◆ **Input for this task**:
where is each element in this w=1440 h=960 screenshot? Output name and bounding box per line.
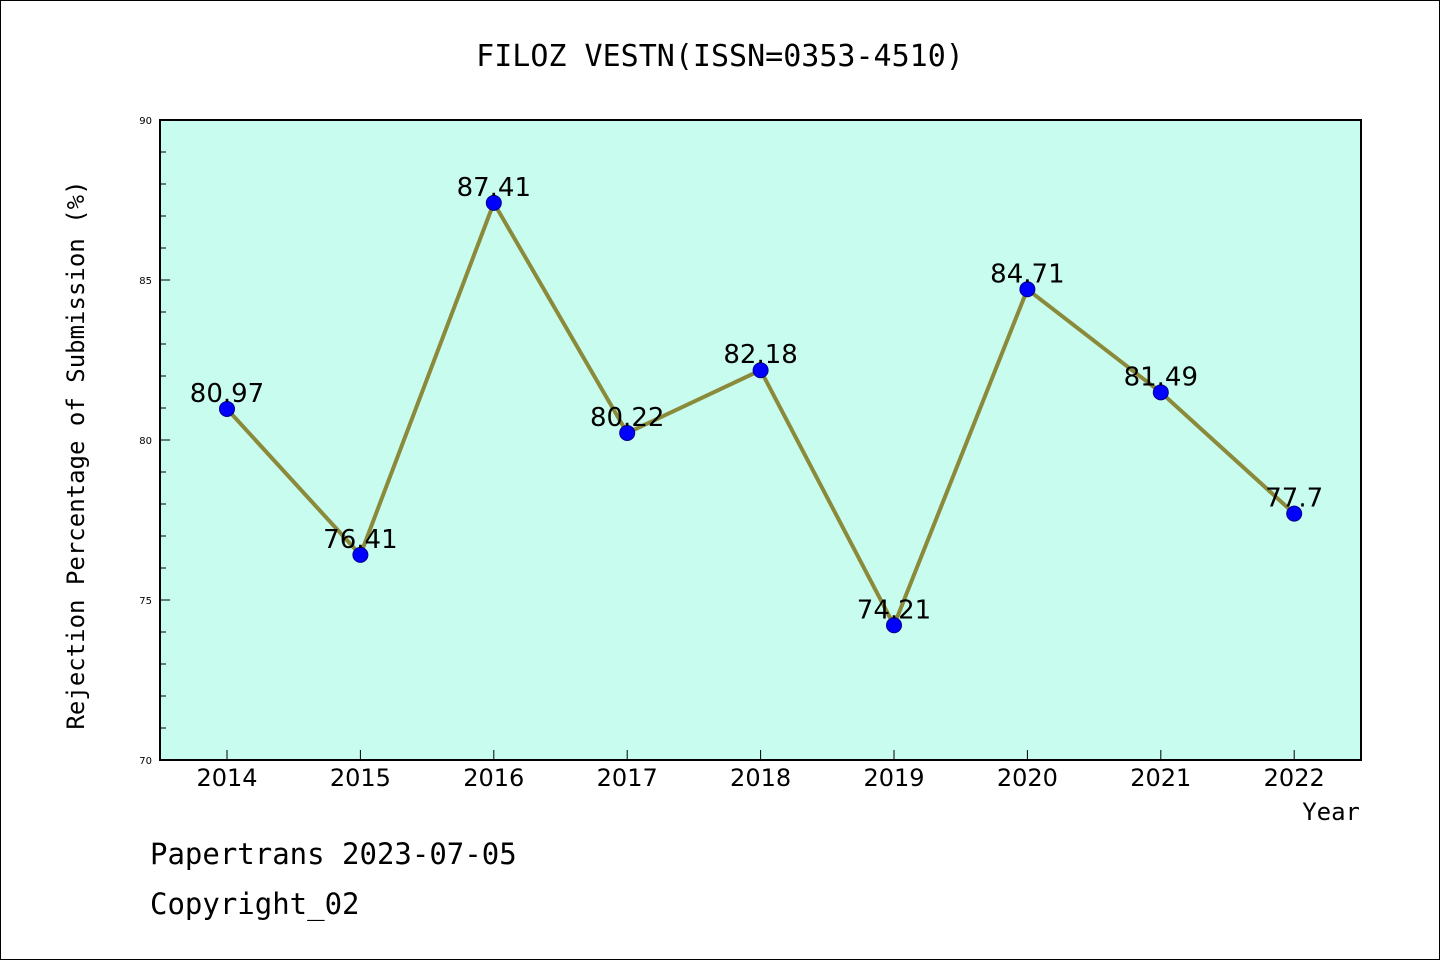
data-point-marker bbox=[752, 362, 769, 379]
data-label: 80.97 bbox=[190, 379, 264, 409]
x-axis-ticks: 2014 2015 2016 2017 2018 2019 2020 2021 2022 bbox=[196, 750, 1325, 792]
data-label-group: 80.97 76.41 87.41 80.22 82.18 74.21 84.71 81.49… bbox=[190, 173, 1323, 625]
data-label: 76.41 bbox=[323, 525, 397, 555]
x-tick-label: 2015 bbox=[330, 764, 391, 792]
y-axis-ticks: 70 75 80 85 90 bbox=[139, 116, 170, 767]
data-point-marker bbox=[1286, 505, 1303, 522]
data-point-marker bbox=[219, 400, 235, 417]
y-tick-label: 80 bbox=[139, 436, 152, 447]
y-tick-label: 85 bbox=[139, 276, 152, 287]
data-label: 74.21 bbox=[857, 595, 931, 625]
data-label: 82.18 bbox=[723, 340, 797, 370]
x-tick-label: 2019 bbox=[863, 764, 924, 792]
chart-title: FILOZ VESTN(ISSN=0353-4510) bbox=[476, 39, 964, 74]
plot-area bbox=[159, 119, 1362, 761]
x-tick-label: 2018 bbox=[730, 764, 791, 792]
y-tick-label: 90 bbox=[139, 116, 152, 127]
data-label: 80.22 bbox=[590, 403, 664, 433]
data-point-marker bbox=[1019, 281, 1036, 298]
x-tick-label: 2017 bbox=[597, 764, 658, 792]
data-label: 87.41 bbox=[457, 173, 531, 203]
data-point-marker bbox=[619, 424, 636, 441]
x-tick-label: 2020 bbox=[997, 764, 1058, 792]
data-point-marker bbox=[352, 546, 369, 563]
marker-group bbox=[219, 194, 1303, 634]
data-point-marker bbox=[886, 617, 902, 634]
y-tick-label: 70 bbox=[139, 756, 152, 767]
footer-copyright: Copyright_02 bbox=[150, 887, 360, 922]
data-label: 84.71 bbox=[990, 259, 1064, 289]
data-label: 81.49 bbox=[1124, 362, 1198, 392]
x-tick-label: 2021 bbox=[1130, 764, 1191, 792]
x-tick-label: 2022 bbox=[1264, 764, 1325, 792]
data-point-marker bbox=[1152, 384, 1169, 401]
y-axis-label: Rejection Percentage of Submission (%) bbox=[62, 180, 90, 729]
x-tick-label: 2014 bbox=[196, 764, 257, 792]
footer-date: Papertrans 2023-07-05 bbox=[150, 837, 517, 871]
x-axis-label: Year bbox=[1302, 798, 1360, 826]
data-point-marker bbox=[485, 194, 502, 211]
x-tick-label: 2016 bbox=[463, 764, 524, 792]
y-tick-label: 75 bbox=[139, 596, 152, 607]
data-label: 77.7 bbox=[1265, 484, 1323, 514]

◆ **What is required**:
Recast the lines from the one containing "data-point-marker bbox=[752, 362, 769, 379]" through the one containing "y-axis-label: Rejection Percentage" as a Markdown table with the columns Row and Entry. Number each line in Row, put the line itself in Entry, and leave out any blank lines.

◆ **Finished answer**:
| Row | Entry |
|---|---|
| 1 | data-point-marker bbox=[752, 362, 769, 379] |
| 2 | data-label: 80.97 bbox=[190, 379, 264, 409] |
| 3 | x-axis-ticks: 2014 2015 2016 2017 2018 2019 2020 2021 2022 bbox=[196, 750, 1325, 792] |
| 4 | data-label-group: 80.97 76.41 87.41 80.22 82.18 74.21 84.71 81.49… bbox=[190, 173, 1323, 625] |
| 5 | data-label: 76.41 bbox=[323, 525, 397, 555] |
| 6 | x-tick-label: 2015 bbox=[330, 764, 391, 792] |
| 7 | y-axis-ticks: 70 75 80 85 90 bbox=[139, 116, 170, 767] |
| 8 | data-point-marker bbox=[1286, 505, 1303, 522] |
| 9 | data-point-marker bbox=[219, 400, 235, 417] |
| 10 | y-tick-label: 80 bbox=[139, 436, 152, 447] |
| 11 | y-tick-label: 85 bbox=[139, 276, 152, 287] |
| 12 | data-label: 74.21 bbox=[857, 595, 931, 625] |
| 13 | data-label: 82.18 bbox=[723, 340, 797, 370] |
| 14 | x-tick-label: 2019 bbox=[863, 764, 924, 792] |
| 15 | chart-title: FILOZ VESTN(ISSN=0353-4510) bbox=[476, 39, 964, 74] |
| 16 | plot-area bbox=[159, 119, 1362, 761] |
| 17 | x-tick-label: 2018 bbox=[730, 764, 791, 792] |
| 18 | y-tick-label: 90 bbox=[139, 116, 152, 127] |
| 19 | data-label: 80.22 bbox=[590, 403, 664, 433] |
| 20 | data-point-marker bbox=[1019, 281, 1036, 298] |
| 21 | x-tick-label: 2017 bbox=[597, 764, 658, 792] |
| 22 | data-label: 87.41 bbox=[457, 173, 531, 203] |
| 23 | data-point-marker bbox=[619, 424, 636, 441] |
| 24 | x-tick-label: 2020 bbox=[997, 764, 1058, 792] |
| 25 | data-point-marker bbox=[352, 546, 369, 563] |
| 26 | marker-group bbox=[219, 194, 1303, 634] |
| 27 | data-point-marker bbox=[886, 617, 902, 634] |
| 28 | y-tick-label: 70 bbox=[139, 756, 152, 767] |
| 29 | footer-copyright: Copyright_02 bbox=[150, 887, 360, 922] |
| 30 | data-label: 84.71 bbox=[990, 259, 1064, 289] |
| 31 | data-label: 81.49 bbox=[1124, 362, 1198, 392] |
| 32 | x-tick-label: 2021 bbox=[1130, 764, 1191, 792] |
| 33 | x-tick-label: 2022 bbox=[1264, 764, 1325, 792] |
| 34 | data-point-marker bbox=[1152, 384, 1169, 401] |
| 35 | y-axis-label: Rejection Percentage of Submission (%) bbox=[62, 180, 90, 729] |